### What the exercise asks:
Write only the number of lines holding the string "name".

--- begin Material to process ---

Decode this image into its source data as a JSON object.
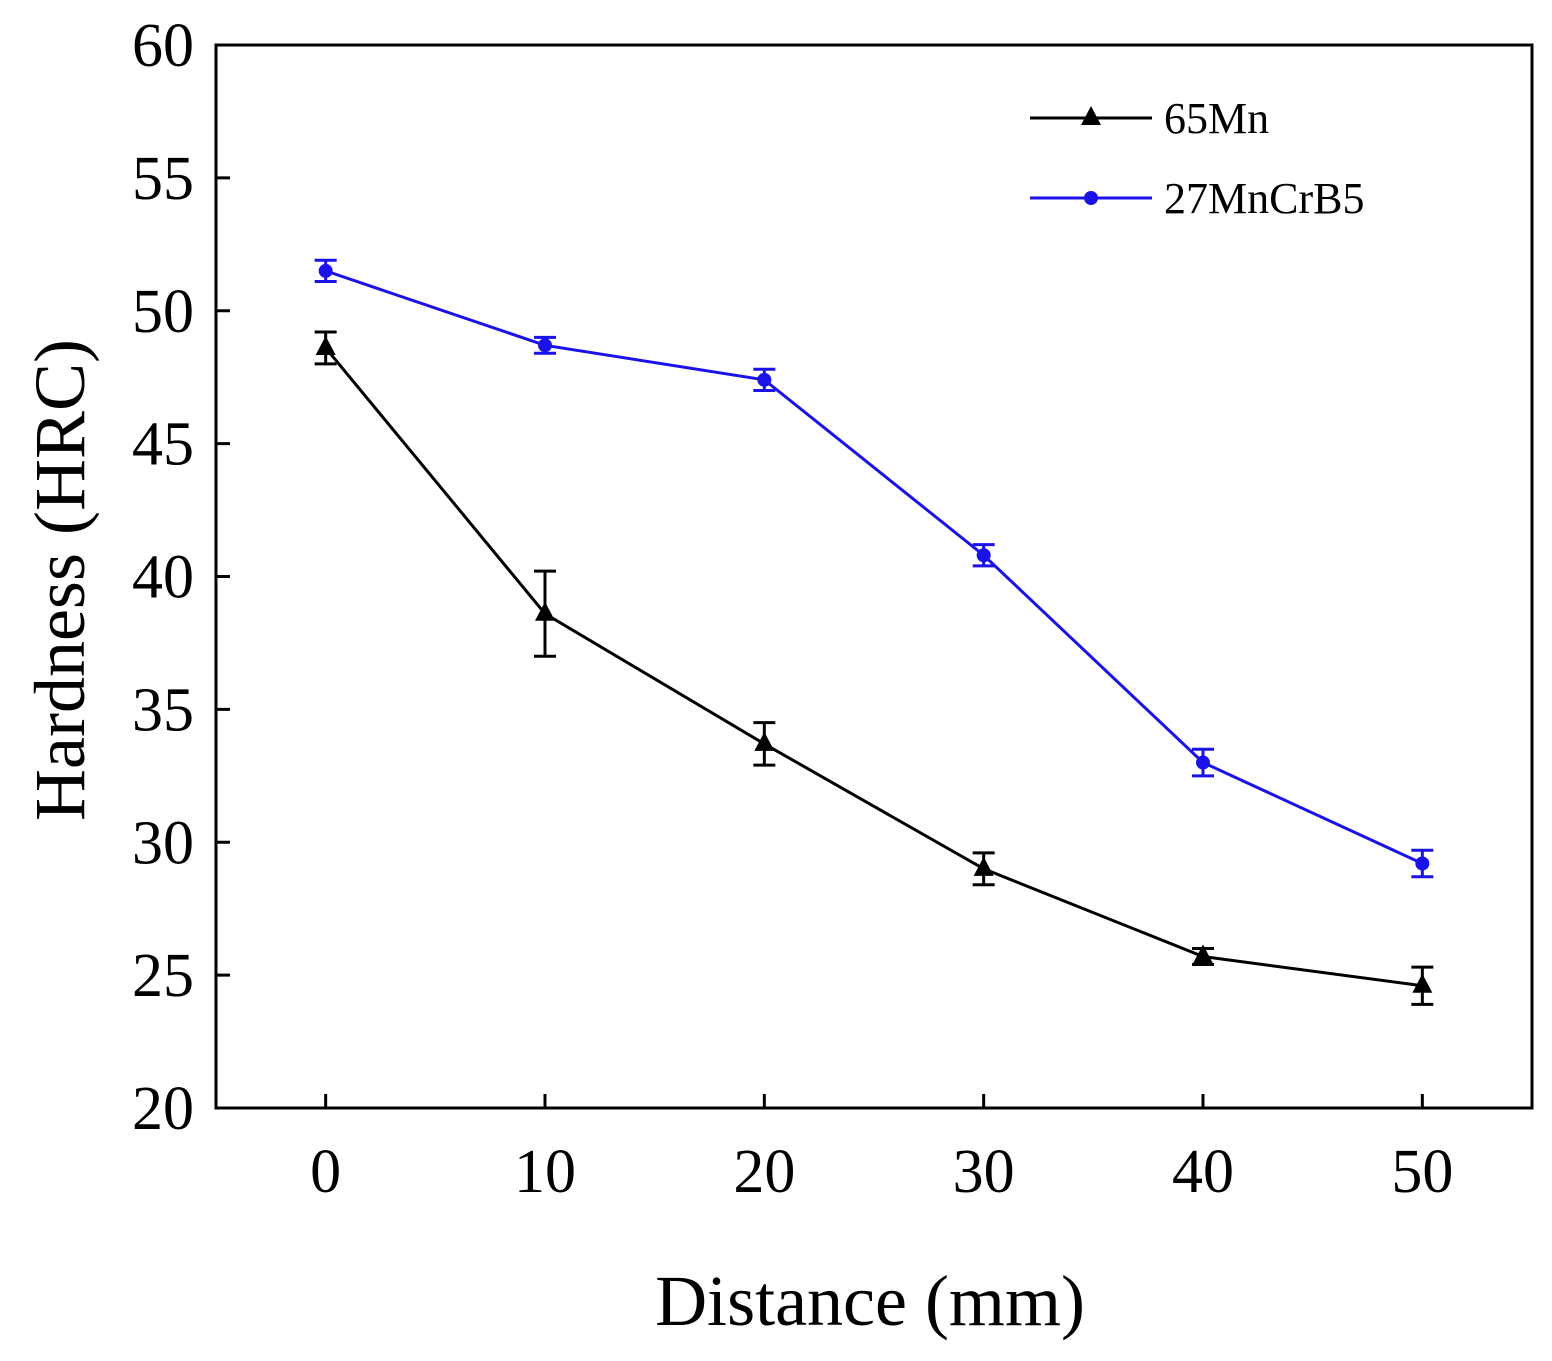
{
  "chart_data": {
    "type": "line",
    "title": "",
    "xlabel": "Distance (mm)",
    "ylabel": "Hardness (HRC)",
    "x": [
      0,
      10,
      20,
      30,
      40,
      50
    ],
    "xlim": [
      -5,
      55
    ],
    "ylim": [
      20,
      60
    ],
    "xticks": [
      0,
      10,
      20,
      30,
      40,
      50
    ],
    "yticks": [
      20,
      25,
      30,
      35,
      40,
      45,
      50,
      55,
      60
    ],
    "grid": false,
    "legend_position": "top-right",
    "series": [
      {
        "name": "65Mn",
        "color": "#000000",
        "marker": "triangle",
        "values": [
          48.6,
          38.6,
          33.7,
          29.0,
          25.7,
          24.6
        ],
        "errors": [
          0.6,
          1.6,
          0.8,
          0.6,
          0.3,
          0.7
        ]
      },
      {
        "name": "27MnCrB5",
        "color": "#1a12e8",
        "marker": "circle",
        "values": [
          51.5,
          48.7,
          47.4,
          40.8,
          33.0,
          29.2
        ],
        "errors": [
          0.4,
          0.3,
          0.4,
          0.4,
          0.5,
          0.5
        ]
      }
    ]
  }
}
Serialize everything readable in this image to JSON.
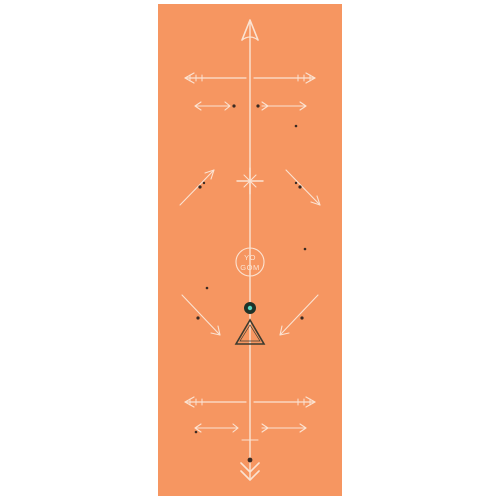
{
  "product": {
    "logo_line_1": "YO",
    "logo_line_2": "GOM"
  },
  "colors": {
    "background": "#ffffff",
    "mat": "#f69661",
    "line": "#fbe3d2",
    "dot": "#3a2a22",
    "accent_dark": "#1f3329",
    "accent_teal": "#5cd6c0",
    "triangle": "#3d3b2f"
  },
  "icons": [
    "arrow-up-icon",
    "star-icon",
    "logo-circle-icon",
    "crescent-moon-icon",
    "orb-icon",
    "triangle-icon",
    "chevron-down-icon"
  ]
}
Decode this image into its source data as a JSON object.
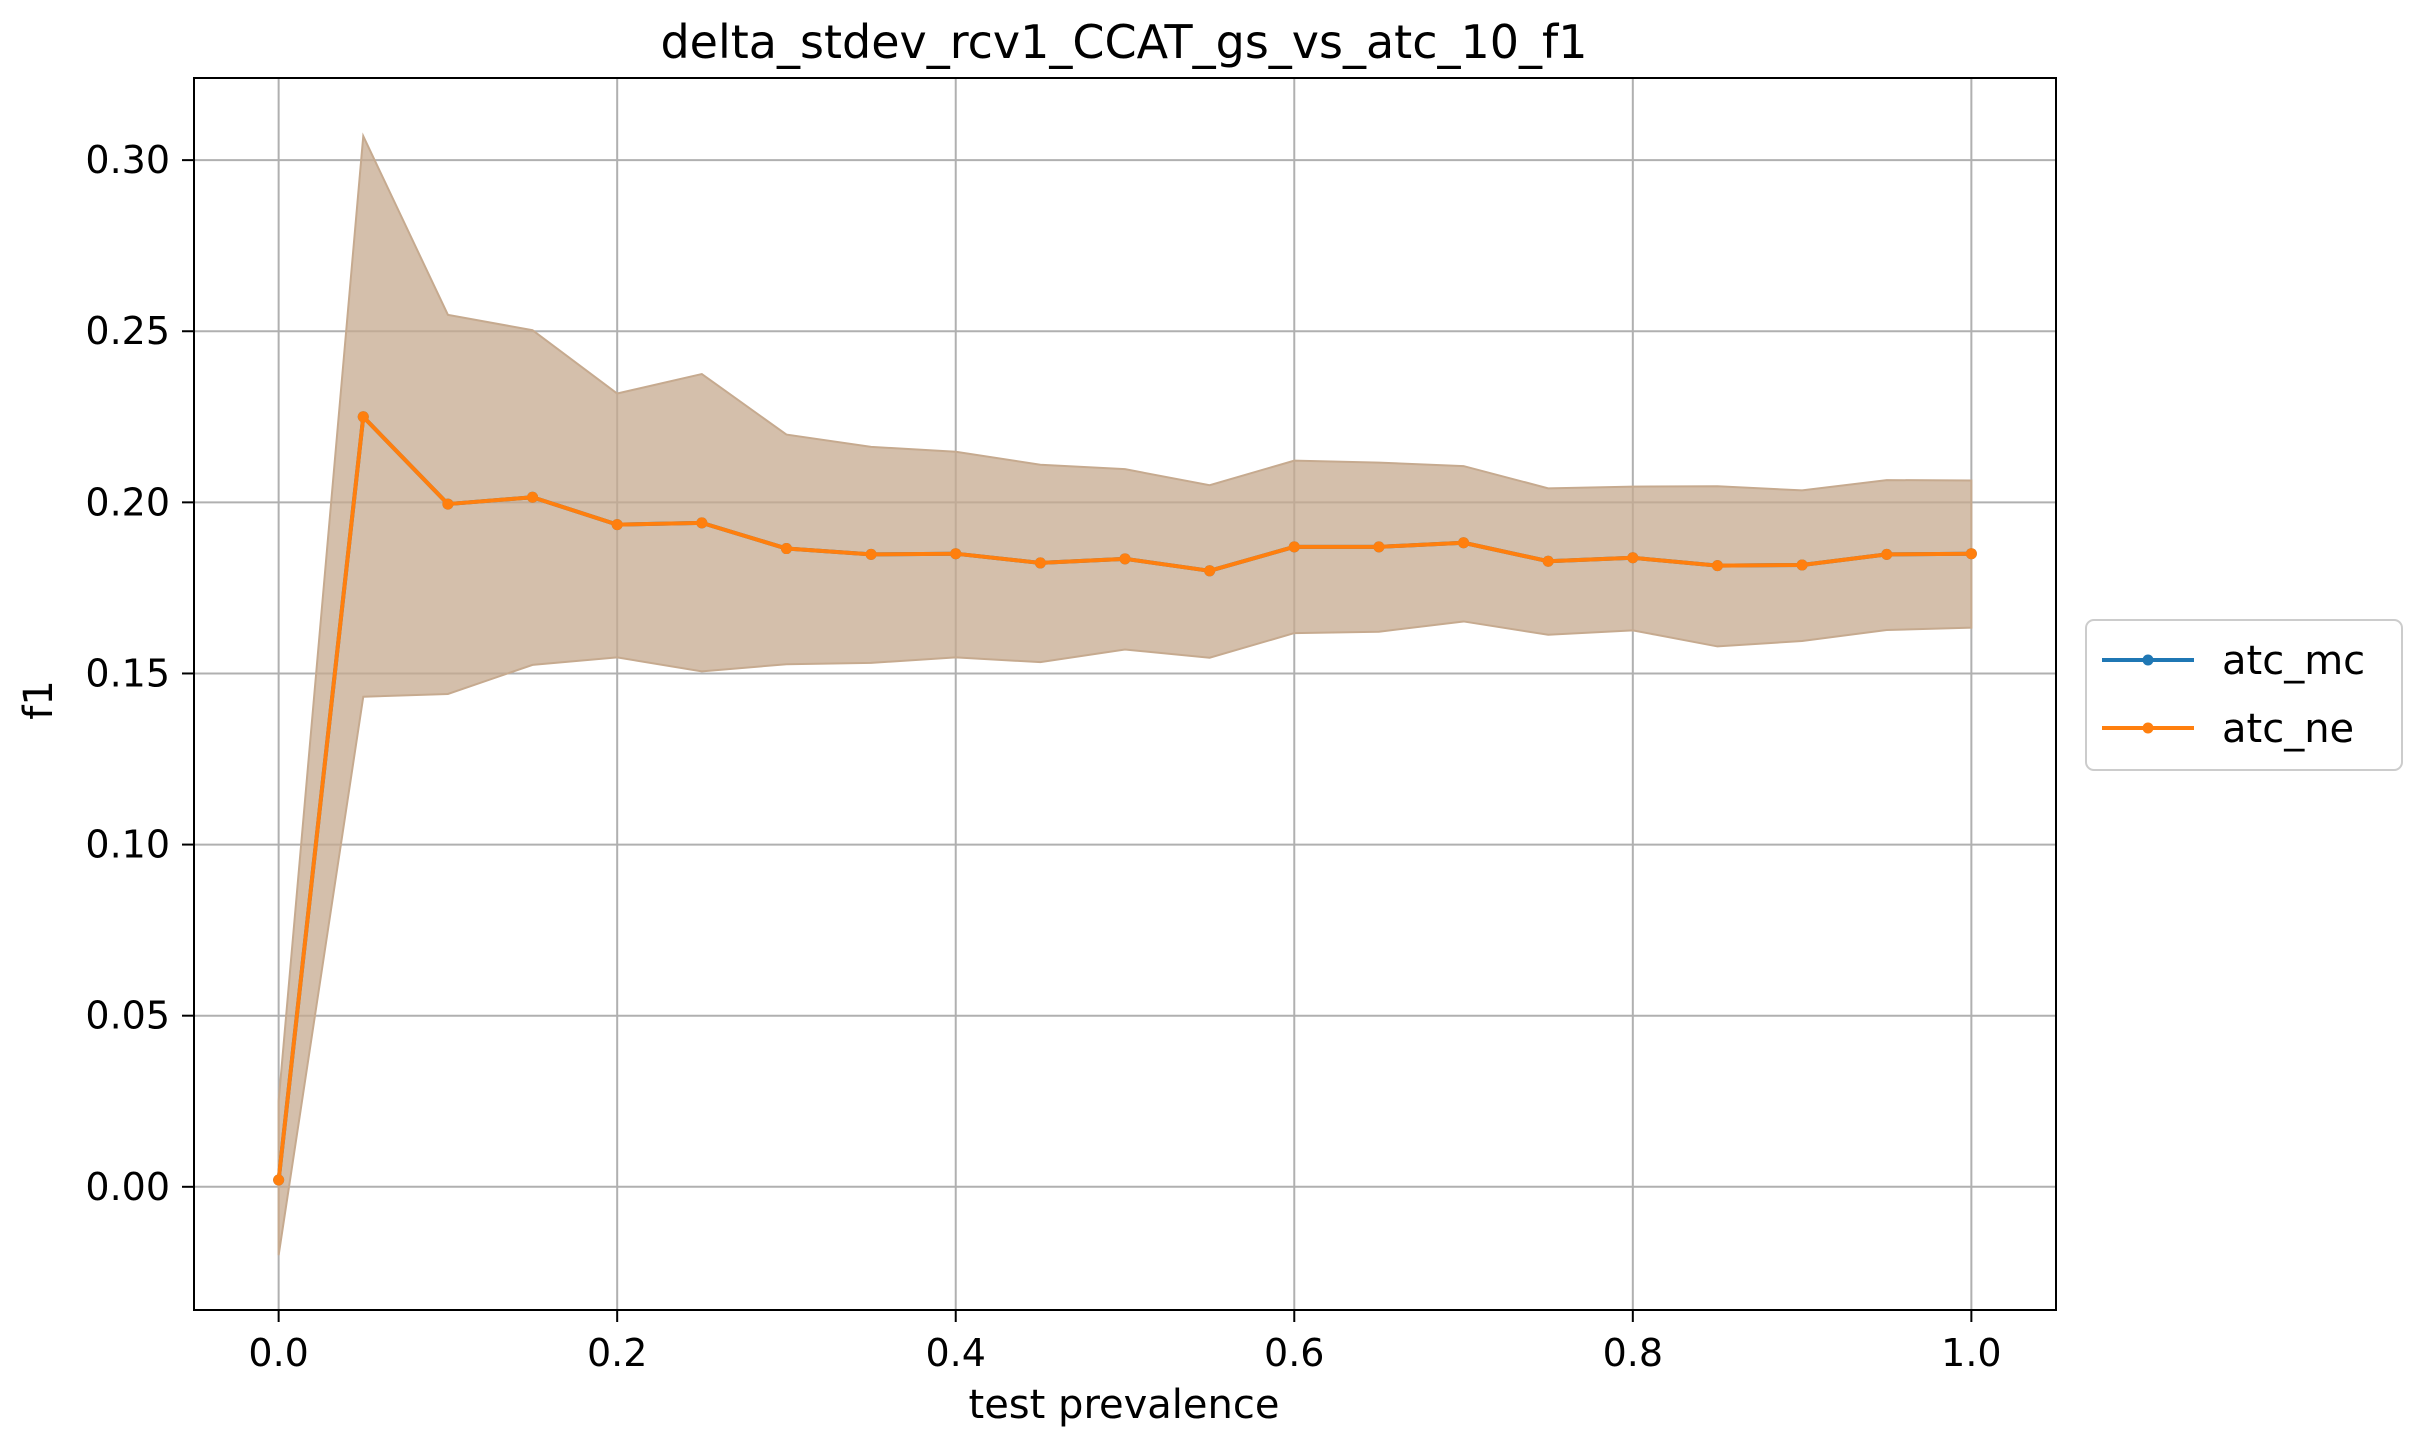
{
  "chart_data": {
    "type": "line",
    "title": "delta_stdev_rcv1_CCAT_gs_vs_atc_10_f1",
    "xlabel": "test prevalence",
    "ylabel": "f1",
    "xlim": [
      -0.05,
      1.05
    ],
    "ylim": [
      -0.036,
      0.324
    ],
    "xticks": [
      0.0,
      0.2,
      0.4,
      0.6,
      0.8,
      1.0
    ],
    "xtick_labels": [
      "0.0",
      "0.2",
      "0.4",
      "0.6",
      "0.8",
      "1.0"
    ],
    "yticks": [
      0.0,
      0.05,
      0.1,
      0.15,
      0.2,
      0.25,
      0.3
    ],
    "ytick_labels": [
      "0.00",
      "0.05",
      "0.10",
      "0.15",
      "0.20",
      "0.25",
      "0.30"
    ],
    "grid": true,
    "legend_position": "outside-right",
    "x": [
      0.0,
      0.05,
      0.1,
      0.15,
      0.2,
      0.25,
      0.3,
      0.35,
      0.4,
      0.45,
      0.5,
      0.55,
      0.6,
      0.65,
      0.7,
      0.75,
      0.8,
      0.85,
      0.9,
      0.95,
      1.0
    ],
    "series": [
      {
        "name": "atc_mc",
        "color": "#1f77b4",
        "values": [
          0.002,
          0.225,
          0.1995,
          0.2015,
          0.1935,
          0.194,
          0.1865,
          0.1848,
          0.185,
          0.1823,
          0.1835,
          0.18,
          0.187,
          0.187,
          0.1882,
          0.1828,
          0.1838,
          0.1815,
          0.1817,
          0.1848,
          0.185
        ]
      },
      {
        "name": "atc_ne",
        "color": "#ff7f0e",
        "values": [
          0.002,
          0.225,
          0.1995,
          0.2015,
          0.1935,
          0.194,
          0.1865,
          0.1848,
          0.185,
          0.1823,
          0.1835,
          0.18,
          0.187,
          0.187,
          0.1882,
          0.1828,
          0.1838,
          0.1815,
          0.1817,
          0.1848,
          0.185
        ],
        "band_upper": [
          0.025,
          0.307,
          0.2548,
          0.2503,
          0.2318,
          0.2375,
          0.2198,
          0.2162,
          0.2148,
          0.211,
          0.2097,
          0.205,
          0.2122,
          0.2116,
          0.2106,
          0.2041,
          0.2046,
          0.2047,
          0.2035,
          0.2065,
          0.2064
        ],
        "band_lower": [
          -0.02,
          0.1432,
          0.144,
          0.1525,
          0.1547,
          0.1506,
          0.1527,
          0.1531,
          0.1547,
          0.1533,
          0.157,
          0.1546,
          0.1618,
          0.1622,
          0.1652,
          0.1613,
          0.1626,
          0.1579,
          0.1595,
          0.1627,
          0.1634
        ]
      }
    ],
    "band_color": "#c6aa8f"
  }
}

--- end Material to process ---

### Result for this exercise:
4